### Written instruction:
Which lines hold the word "package"? Copy each of them.

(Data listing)
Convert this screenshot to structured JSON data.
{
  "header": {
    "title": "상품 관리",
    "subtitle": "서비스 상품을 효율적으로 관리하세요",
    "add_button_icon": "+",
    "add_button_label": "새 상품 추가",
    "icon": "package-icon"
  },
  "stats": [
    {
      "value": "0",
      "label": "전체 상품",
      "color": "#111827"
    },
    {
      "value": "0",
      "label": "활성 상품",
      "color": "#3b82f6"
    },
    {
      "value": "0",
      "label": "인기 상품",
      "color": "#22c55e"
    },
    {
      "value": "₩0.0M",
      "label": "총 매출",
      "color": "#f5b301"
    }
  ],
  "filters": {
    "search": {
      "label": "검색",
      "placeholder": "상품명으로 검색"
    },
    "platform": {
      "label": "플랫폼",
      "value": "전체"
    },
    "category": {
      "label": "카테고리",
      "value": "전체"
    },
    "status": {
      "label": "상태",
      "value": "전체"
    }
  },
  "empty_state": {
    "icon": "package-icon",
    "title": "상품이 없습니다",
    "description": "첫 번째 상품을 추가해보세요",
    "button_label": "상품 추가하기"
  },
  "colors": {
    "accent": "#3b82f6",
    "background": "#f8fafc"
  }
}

### Expected answer:
    "icon": "package-icon"
    "icon": "package-icon",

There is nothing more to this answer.